• _PROBLEM_
Restate the whole listing word for word. Pictures are left out.

─── EXCERPTED RECORDS ───

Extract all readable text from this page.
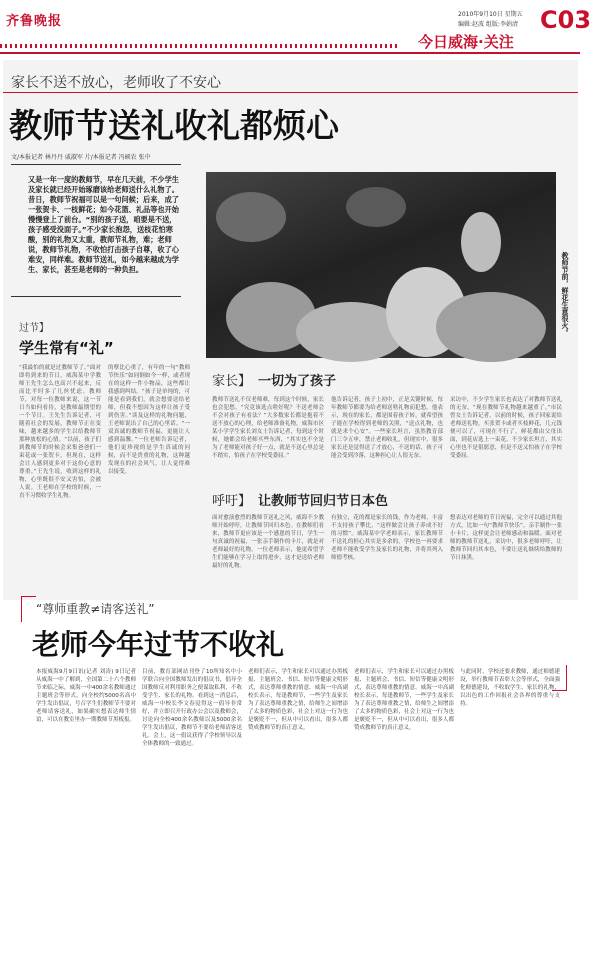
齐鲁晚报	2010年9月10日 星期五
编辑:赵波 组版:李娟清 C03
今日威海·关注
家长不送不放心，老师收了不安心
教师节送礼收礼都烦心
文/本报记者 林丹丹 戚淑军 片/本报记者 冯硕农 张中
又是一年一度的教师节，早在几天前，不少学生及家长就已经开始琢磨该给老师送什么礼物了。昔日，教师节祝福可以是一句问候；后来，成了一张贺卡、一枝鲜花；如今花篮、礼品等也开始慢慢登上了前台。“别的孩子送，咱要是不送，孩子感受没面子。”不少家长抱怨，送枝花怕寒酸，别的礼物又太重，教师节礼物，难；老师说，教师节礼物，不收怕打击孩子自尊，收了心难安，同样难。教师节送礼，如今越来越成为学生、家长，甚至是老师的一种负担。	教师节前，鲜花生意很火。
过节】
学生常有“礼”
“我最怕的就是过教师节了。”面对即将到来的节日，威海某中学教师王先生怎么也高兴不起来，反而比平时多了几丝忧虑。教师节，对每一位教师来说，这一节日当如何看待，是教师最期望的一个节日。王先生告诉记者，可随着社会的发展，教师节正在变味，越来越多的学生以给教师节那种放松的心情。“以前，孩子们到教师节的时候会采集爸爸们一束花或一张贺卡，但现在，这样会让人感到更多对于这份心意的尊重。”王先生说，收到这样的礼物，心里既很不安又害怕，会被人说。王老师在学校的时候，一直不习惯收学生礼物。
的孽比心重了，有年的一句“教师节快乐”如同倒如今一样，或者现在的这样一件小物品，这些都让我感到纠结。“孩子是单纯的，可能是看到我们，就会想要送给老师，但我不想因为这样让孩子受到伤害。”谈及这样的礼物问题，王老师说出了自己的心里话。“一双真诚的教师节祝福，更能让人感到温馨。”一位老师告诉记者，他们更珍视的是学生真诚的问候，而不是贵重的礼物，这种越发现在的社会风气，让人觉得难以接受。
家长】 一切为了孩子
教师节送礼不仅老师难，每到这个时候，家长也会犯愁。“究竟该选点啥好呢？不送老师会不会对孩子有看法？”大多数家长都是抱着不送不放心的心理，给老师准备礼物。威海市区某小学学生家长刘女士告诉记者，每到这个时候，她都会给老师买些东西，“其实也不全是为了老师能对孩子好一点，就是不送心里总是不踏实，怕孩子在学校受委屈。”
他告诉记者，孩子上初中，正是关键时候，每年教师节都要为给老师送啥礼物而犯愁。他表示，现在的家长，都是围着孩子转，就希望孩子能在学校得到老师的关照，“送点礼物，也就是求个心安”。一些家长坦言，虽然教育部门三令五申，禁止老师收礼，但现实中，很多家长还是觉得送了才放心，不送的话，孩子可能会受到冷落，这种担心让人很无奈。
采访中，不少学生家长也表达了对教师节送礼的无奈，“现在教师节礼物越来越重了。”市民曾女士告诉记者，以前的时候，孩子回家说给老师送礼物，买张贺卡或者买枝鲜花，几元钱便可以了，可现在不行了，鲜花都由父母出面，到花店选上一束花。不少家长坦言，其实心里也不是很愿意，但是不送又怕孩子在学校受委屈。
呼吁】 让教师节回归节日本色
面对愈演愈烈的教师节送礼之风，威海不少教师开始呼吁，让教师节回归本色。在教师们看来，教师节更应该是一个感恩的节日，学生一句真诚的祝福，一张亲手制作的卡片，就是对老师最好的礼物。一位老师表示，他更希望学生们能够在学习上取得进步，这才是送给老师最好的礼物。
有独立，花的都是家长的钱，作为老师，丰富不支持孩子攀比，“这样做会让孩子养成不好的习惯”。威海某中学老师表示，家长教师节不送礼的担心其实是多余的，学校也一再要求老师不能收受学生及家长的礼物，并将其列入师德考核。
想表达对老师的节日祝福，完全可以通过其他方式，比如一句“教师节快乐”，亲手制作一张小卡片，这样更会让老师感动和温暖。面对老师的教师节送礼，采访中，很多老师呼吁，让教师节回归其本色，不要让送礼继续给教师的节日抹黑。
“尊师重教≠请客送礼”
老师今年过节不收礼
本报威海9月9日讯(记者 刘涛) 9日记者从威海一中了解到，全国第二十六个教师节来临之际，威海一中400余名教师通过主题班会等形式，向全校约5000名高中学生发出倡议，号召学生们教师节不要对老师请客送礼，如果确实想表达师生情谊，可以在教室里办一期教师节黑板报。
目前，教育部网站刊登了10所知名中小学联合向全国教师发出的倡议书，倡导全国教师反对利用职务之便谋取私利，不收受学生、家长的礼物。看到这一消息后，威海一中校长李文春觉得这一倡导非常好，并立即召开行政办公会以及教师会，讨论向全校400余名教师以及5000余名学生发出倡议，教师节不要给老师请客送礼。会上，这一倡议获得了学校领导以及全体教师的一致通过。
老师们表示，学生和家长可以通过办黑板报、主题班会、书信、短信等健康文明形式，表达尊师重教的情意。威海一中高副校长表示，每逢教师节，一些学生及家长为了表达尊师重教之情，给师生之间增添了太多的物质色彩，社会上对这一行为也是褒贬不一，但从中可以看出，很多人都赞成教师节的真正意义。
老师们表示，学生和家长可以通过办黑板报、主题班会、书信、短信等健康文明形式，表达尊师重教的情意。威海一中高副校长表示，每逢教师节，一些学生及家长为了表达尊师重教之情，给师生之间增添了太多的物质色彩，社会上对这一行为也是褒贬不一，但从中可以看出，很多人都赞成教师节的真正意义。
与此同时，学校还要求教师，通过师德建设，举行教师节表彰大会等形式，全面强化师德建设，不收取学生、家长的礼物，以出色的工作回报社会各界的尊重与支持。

───

• _WRITTEN SOLUTION_
Extract all readable text from this page.
齐鲁晚报	2010年9月10日 星期五
编辑:赵波 组版:李娟清 C03
今日威海·关注
家长不送不放心，老师收了不安心
教师节送礼收礼都烦心
文/本报记者 林丹丹 戚淑军 片/本报记者 冯硕农 张中
又是一年一度的教师节，早在几天前，不少学生及家长就已经开始琢磨该给老师送什么礼物了。昔日，教师节祝福可以是一句问候；后来，成了一张贺卡、一枝鲜花；如今花篮、礼品等也开始慢慢登上了前台。“别的孩子送，咱要是不送，孩子感受没面子。”不少家长抱怨，送枝花怕寒酸，别的礼物又太重，教师节礼物，难；老师说，教师节礼物，不收怕打击孩子自尊，收了心难安，同样难。教师节送礼，如今越来越成为学生、家长，甚至是老师的一种负担。	教师节前，鲜花生意很火。
过节】
学生常有“礼”
“我最怕的就是过教师节了。”面对即将到来的节日，威海某中学教师王先生怎么也高兴不起来，反而比平时多了几丝忧虑。教师节，对每一位教师来说，这一节日当如何看待，是教师最期望的一个节日。王先生告诉记者，可随着社会的发展，教师节正在变味，越来越多的学生以给教师节那种放松的心情。“以前，孩子们到教师节的时候会采集爸爸们一束花或一张贺卡，但现在，这样会让人感到更多对于这份心意的尊重。”王先生说，收到这样的礼物，心里既很不安又害怕，会被人说。王老师在学校的时候，一直不习惯收学生礼物。
的孽比心重了，有年的一句“教师节快乐”如同倒如今一样，或者现在的这样一件小物品，这些都让我感到纠结。“孩子是单纯的，可能是看到我们，就会想要送给老师，但我不想因为这样让孩子受到伤害。”谈及这样的礼物问题，王老师说出了自己的心里话。“一双真诚的教师节祝福，更能让人感到温馨。”一位老师告诉记者，他们更珍视的是学生真诚的问候，而不是贵重的礼物，这种越发现在的社会风气，让人觉得难以接受。
家长】 一切为了孩子
教师节送礼不仅老师难，每到这个时候，家长也会犯愁。“究竟该选点啥好呢？不送老师会不会对孩子有看法？”大多数家长都是抱着不送不放心的心理，给老师准备礼物。威海市区某小学学生家长刘女士告诉记者，每到这个时候，她都会给老师买些东西，“其实也不全是为了老师能对孩子好一点，就是不送心里总是不踏实，怕孩子在学校受委屈。”
他告诉记者，孩子上初中，正是关键时候，每年教师节都要为给老师送啥礼物而犯愁。他表示，现在的家长，都是围着孩子转，就希望孩子能在学校得到老师的关照，“送点礼物，也就是求个心安”。一些家长坦言，虽然教育部门三令五申，禁止老师收礼，但现实中，很多家长还是觉得送了才放心，不送的话，孩子可能会受到冷落，这种担心让人很无奈。
采访中，不少学生家长也表达了对教师节送礼的无奈，“现在教师节礼物越来越重了。”市民曾女士告诉记者，以前的时候，孩子回家说给老师送礼物，买张贺卡或者买枝鲜花，几元钱便可以了，可现在不行了，鲜花都由父母出面，到花店选上一束花。不少家长坦言，其实心里也不是很愿意，但是不送又怕孩子在学校受委屈。
呼吁】 让教师节回归节日本色
面对愈演愈烈的教师节送礼之风，威海不少教师开始呼吁，让教师节回归本色。在教师们看来，教师节更应该是一个感恩的节日，学生一句真诚的祝福，一张亲手制作的卡片，就是对老师最好的礼物。一位老师表示，他更希望学生们能够在学习上取得进步，这才是送给老师最好的礼物。
有独立，花的都是家长的钱，作为老师，丰富不支持孩子攀比，“这样做会让孩子养成不好的习惯”。威海某中学老师表示，家长教师节不送礼的担心其实是多余的，学校也一再要求老师不能收受学生及家长的礼物，并将其列入师德考核。
想表达对老师的节日祝福，完全可以通过其他方式，比如一句“教师节快乐”，亲手制作一张小卡片，这样更会让老师感动和温暖。面对老师的教师节送礼，采访中，很多老师呼吁，让教师节回归其本色，不要让送礼继续给教师的节日抹黑。
“尊师重教≠请客送礼”
老师今年过节不收礼
本报威海9月9日讯(记者 刘涛) 9日记者从威海一中了解到，全国第二十六个教师节来临之际，威海一中400余名教师通过主题班会等形式，向全校约5000名高中学生发出倡议，号召学生们教师节不要对老师请客送礼，如果确实想表达师生情谊，可以在教室里办一期教师节黑板报。
目前，教育部网站刊登了10所知名中小学联合向全国教师发出的倡议书，倡导全国教师反对利用职务之便谋取私利，不收受学生、家长的礼物。看到这一消息后，威海一中校长李文春觉得这一倡导非常好，并立即召开行政办公会以及教师会，讨论向全校400余名教师以及5000余名学生发出倡议，教师节不要给老师请客送礼。会上，这一倡议获得了学校领导以及全体教师的一致通过。
老师们表示，学生和家长可以通过办黑板报、主题班会、书信、短信等健康文明形式，表达尊师重教的情意。威海一中高副校长表示，每逢教师节，一些学生及家长为了表达尊师重教之情，给师生之间增添了太多的物质色彩，社会上对这一行为也是褒贬不一，但从中可以看出，很多人都赞成教师节的真正意义。
老师们表示，学生和家长可以通过办黑板报、主题班会、书信、短信等健康文明形式，表达尊师重教的情意。威海一中高副校长表示，每逢教师节，一些学生及家长为了表达尊师重教之情，给师生之间增添了太多的物质色彩，社会上对这一行为也是褒贬不一，但从中可以看出，很多人都赞成教师节的真正意义。
与此同时，学校还要求教师，通过师德建设，举行教师节表彰大会等形式，全面强化师德建设，不收取学生、家长的礼物，以出色的工作回报社会各界的尊重与支持。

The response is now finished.